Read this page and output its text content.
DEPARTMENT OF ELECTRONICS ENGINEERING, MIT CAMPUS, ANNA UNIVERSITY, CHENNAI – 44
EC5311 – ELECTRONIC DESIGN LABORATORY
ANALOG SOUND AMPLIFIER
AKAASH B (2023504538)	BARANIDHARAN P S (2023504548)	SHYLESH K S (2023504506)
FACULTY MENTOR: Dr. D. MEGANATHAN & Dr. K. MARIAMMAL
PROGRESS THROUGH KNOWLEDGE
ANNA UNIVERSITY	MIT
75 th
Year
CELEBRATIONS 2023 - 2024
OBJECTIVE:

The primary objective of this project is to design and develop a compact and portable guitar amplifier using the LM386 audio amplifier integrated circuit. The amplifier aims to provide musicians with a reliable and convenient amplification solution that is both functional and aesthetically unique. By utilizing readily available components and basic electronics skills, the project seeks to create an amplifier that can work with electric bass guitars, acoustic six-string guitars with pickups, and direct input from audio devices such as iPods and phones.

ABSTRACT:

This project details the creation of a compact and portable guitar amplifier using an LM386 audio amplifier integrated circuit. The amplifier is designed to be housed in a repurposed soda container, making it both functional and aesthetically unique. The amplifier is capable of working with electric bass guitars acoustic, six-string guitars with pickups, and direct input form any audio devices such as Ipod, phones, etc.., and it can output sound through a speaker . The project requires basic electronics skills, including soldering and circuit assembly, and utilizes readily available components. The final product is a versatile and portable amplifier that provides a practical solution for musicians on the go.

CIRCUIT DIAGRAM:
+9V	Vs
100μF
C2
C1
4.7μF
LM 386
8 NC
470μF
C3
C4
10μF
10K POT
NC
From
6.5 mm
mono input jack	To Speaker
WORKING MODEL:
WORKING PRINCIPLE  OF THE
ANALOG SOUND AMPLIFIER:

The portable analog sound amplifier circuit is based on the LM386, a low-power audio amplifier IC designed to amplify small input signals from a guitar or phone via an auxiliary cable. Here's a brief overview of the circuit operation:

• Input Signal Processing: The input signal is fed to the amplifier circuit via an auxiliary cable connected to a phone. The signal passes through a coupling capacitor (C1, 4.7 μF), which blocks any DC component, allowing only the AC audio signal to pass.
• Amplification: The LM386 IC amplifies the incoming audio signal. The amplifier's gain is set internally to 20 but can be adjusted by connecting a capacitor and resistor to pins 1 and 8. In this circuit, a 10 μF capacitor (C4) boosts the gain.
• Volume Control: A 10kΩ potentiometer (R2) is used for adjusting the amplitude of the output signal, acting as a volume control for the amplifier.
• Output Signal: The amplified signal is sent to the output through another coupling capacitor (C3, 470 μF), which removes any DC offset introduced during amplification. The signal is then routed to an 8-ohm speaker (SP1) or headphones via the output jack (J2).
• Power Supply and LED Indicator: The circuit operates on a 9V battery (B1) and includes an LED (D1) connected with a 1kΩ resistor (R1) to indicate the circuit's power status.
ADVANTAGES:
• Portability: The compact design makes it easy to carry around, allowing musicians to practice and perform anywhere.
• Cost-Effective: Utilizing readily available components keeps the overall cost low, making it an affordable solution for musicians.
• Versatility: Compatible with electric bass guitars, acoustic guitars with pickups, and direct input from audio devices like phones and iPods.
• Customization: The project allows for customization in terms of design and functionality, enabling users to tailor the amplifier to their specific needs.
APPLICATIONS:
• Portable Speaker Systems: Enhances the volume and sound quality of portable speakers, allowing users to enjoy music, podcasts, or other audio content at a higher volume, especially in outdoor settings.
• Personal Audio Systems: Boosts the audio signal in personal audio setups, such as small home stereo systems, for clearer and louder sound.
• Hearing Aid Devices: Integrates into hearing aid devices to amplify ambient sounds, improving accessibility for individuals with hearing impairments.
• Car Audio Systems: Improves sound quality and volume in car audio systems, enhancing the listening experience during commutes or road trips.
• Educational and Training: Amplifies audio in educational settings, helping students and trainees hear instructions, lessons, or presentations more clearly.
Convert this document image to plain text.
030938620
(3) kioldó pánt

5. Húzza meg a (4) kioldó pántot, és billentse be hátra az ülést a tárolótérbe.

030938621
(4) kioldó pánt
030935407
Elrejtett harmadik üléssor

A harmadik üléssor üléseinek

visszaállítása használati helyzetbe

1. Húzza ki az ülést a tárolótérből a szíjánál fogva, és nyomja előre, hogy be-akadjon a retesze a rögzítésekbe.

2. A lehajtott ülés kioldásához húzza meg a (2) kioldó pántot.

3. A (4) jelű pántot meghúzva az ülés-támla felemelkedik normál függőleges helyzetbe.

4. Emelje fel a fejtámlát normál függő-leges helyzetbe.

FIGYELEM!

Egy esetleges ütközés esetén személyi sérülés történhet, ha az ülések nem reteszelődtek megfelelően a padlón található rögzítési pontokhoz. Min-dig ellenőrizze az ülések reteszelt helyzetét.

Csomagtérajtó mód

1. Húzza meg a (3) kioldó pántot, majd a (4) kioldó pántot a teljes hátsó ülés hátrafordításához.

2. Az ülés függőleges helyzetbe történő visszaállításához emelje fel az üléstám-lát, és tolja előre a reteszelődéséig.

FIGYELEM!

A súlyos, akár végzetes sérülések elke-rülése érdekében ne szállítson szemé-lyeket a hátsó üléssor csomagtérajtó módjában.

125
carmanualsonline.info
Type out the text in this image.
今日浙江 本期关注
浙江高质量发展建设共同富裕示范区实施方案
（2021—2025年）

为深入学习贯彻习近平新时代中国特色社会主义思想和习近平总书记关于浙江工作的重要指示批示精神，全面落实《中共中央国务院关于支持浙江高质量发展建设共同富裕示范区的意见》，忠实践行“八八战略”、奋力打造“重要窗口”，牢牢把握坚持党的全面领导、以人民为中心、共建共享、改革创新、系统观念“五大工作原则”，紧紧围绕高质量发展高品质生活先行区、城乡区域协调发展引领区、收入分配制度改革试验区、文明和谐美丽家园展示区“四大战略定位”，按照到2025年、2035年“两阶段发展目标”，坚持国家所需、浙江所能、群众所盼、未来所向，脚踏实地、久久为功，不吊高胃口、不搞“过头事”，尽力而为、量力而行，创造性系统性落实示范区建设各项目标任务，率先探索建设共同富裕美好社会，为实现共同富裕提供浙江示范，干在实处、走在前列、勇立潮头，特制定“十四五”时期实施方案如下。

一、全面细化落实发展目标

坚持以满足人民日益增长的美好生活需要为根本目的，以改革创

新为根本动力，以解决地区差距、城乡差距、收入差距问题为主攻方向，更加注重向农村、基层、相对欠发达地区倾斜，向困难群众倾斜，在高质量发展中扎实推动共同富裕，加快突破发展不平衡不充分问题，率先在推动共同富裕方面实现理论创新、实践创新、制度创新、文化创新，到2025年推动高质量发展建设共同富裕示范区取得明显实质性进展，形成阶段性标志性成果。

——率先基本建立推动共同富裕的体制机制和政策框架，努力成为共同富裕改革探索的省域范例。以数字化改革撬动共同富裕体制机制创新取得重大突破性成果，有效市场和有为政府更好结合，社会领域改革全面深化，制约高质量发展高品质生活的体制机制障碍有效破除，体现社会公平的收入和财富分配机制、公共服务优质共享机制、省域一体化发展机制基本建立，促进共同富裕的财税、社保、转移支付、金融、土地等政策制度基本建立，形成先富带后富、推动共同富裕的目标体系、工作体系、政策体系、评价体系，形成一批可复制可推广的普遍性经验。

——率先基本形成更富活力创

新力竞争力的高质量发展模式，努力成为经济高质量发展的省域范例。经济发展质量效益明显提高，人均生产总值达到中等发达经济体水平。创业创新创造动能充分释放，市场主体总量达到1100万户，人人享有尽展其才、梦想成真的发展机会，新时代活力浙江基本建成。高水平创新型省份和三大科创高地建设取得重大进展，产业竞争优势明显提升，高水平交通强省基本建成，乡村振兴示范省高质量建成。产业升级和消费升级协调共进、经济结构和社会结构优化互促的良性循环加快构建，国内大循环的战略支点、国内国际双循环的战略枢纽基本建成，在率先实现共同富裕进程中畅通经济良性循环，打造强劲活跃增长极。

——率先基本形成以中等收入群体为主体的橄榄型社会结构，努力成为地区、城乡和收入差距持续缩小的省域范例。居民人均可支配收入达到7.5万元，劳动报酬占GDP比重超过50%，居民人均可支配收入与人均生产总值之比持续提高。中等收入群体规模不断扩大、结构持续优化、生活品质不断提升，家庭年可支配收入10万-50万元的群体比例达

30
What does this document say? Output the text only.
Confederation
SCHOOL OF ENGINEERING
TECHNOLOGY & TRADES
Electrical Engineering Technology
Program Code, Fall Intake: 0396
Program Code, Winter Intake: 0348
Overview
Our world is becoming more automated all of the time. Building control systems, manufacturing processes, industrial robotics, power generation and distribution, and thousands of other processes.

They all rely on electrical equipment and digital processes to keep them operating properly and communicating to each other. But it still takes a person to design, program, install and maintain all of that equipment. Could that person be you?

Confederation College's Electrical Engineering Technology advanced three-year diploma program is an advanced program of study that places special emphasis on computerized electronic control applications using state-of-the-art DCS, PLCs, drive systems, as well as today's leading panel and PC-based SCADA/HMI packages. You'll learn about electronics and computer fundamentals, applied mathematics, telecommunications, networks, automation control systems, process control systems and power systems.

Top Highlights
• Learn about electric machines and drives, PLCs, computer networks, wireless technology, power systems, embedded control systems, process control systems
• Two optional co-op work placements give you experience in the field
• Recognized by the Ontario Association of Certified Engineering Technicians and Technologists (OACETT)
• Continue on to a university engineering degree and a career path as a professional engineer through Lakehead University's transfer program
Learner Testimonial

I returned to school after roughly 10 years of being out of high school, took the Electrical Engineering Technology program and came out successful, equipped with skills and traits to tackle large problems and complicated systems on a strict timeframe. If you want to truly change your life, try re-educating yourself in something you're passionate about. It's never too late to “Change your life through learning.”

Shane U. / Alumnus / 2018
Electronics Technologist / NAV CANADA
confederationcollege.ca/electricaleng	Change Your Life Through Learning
= = = =
▶ _What you need to do_
Copy each line holding the word "small" from the listing above.

▶ _Response to the exercise_
The portable analog sound amplifier circuit is based on the LM386, a low-power audio amplifier IC designed to amplify small input signals from a guitar or phone via an auxiliary cable. Here's a brief overview of the circuit operation:
• Personal Audio Systems: Boosts the audio signal in personal audio setups, such as small home stereo systems, for clearer and louder sound.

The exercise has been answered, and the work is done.